TASK:
Which lines hold the word "JSON"? Copy each of them from the material.

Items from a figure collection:
——

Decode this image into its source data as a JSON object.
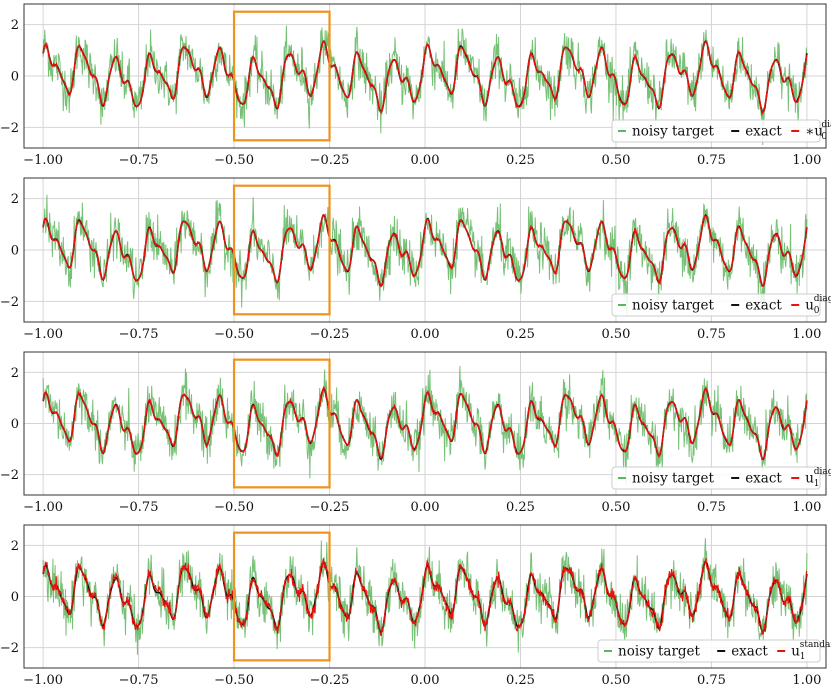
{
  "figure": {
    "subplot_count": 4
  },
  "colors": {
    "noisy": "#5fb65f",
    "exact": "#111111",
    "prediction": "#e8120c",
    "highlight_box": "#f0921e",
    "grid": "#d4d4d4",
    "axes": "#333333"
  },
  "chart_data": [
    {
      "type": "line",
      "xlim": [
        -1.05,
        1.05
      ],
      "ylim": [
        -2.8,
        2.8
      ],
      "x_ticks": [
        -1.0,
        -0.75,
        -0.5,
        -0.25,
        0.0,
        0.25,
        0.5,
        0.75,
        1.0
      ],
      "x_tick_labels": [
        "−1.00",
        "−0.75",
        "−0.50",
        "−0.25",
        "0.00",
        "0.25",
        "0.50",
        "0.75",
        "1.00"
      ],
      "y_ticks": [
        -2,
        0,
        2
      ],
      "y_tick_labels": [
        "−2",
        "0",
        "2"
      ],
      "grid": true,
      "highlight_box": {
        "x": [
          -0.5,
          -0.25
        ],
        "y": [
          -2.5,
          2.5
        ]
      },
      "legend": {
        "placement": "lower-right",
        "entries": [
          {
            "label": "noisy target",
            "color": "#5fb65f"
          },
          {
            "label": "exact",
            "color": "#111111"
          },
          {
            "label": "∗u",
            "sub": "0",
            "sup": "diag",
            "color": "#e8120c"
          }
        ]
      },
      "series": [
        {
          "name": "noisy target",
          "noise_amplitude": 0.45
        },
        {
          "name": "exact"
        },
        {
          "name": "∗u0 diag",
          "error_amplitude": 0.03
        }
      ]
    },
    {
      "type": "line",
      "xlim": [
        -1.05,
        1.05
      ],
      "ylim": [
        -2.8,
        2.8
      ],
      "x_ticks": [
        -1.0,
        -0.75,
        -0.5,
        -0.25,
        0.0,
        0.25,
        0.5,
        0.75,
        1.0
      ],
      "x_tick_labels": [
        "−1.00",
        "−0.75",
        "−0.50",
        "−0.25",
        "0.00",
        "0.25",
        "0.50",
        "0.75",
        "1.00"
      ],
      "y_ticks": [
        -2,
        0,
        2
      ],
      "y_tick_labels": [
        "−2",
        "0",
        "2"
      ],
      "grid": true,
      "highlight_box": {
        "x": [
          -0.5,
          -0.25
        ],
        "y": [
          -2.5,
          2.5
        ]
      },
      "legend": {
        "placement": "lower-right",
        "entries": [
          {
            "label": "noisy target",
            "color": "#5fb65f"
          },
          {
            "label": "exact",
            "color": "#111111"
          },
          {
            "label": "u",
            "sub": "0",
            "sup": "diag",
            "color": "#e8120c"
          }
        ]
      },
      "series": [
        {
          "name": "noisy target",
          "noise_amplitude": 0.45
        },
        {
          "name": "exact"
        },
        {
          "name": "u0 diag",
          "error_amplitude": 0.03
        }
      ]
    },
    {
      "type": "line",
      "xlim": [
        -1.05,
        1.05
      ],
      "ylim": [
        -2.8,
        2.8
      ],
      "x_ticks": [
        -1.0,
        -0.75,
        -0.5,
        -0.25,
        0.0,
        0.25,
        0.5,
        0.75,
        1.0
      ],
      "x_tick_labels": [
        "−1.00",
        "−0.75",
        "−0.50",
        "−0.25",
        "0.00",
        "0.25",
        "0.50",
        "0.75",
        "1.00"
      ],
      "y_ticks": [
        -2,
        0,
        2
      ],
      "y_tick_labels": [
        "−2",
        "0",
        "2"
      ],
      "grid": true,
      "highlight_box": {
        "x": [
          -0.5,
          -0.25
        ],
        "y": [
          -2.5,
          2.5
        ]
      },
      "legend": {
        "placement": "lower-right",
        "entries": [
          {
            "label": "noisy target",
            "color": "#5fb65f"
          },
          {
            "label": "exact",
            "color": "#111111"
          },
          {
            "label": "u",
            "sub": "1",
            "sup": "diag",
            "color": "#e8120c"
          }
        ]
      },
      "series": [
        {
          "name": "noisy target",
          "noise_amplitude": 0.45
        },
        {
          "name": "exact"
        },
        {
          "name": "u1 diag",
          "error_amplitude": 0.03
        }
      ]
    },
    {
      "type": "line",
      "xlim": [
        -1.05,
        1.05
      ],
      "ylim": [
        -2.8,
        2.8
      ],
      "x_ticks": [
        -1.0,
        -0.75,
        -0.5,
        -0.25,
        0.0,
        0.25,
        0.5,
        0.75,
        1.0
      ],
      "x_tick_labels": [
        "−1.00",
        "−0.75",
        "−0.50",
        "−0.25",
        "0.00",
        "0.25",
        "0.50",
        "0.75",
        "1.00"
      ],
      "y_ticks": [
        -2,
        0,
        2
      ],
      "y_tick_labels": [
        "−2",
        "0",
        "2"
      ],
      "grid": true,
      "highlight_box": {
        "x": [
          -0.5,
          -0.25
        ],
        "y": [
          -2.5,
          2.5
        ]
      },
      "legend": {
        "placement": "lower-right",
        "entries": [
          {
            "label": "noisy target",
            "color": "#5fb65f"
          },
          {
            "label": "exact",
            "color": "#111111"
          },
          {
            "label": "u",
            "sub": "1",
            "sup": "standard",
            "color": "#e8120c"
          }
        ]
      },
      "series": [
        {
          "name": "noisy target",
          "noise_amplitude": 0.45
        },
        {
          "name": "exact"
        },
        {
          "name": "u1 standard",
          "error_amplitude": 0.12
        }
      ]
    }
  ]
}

——

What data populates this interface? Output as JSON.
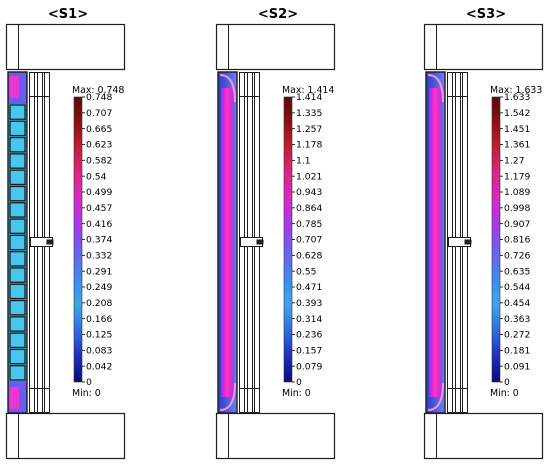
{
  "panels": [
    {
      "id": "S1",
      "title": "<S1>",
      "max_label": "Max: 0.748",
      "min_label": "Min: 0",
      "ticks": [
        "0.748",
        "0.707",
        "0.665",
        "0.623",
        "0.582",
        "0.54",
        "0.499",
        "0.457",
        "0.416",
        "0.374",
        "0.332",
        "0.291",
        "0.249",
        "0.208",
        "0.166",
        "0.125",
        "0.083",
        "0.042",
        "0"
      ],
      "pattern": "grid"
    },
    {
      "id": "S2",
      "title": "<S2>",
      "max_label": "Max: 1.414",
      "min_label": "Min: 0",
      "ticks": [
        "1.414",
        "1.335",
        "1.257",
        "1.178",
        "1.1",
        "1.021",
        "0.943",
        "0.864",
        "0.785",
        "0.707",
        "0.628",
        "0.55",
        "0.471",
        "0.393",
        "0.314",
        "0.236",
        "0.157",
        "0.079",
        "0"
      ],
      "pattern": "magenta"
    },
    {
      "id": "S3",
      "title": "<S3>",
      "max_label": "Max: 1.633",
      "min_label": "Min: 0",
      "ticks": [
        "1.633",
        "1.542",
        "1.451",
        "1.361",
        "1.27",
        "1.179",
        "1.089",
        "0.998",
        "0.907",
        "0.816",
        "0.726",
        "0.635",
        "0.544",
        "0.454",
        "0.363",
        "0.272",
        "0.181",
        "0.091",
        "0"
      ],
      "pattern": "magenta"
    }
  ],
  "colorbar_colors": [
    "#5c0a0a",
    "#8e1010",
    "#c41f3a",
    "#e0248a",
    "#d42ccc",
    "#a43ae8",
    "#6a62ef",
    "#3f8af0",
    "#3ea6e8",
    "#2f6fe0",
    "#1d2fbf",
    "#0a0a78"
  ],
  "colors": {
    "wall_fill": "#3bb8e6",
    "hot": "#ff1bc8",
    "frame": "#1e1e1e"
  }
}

——

THE RESPONSE:
Decode this image into its source data as a JSON object.
What data populates this interface? Output as JSON.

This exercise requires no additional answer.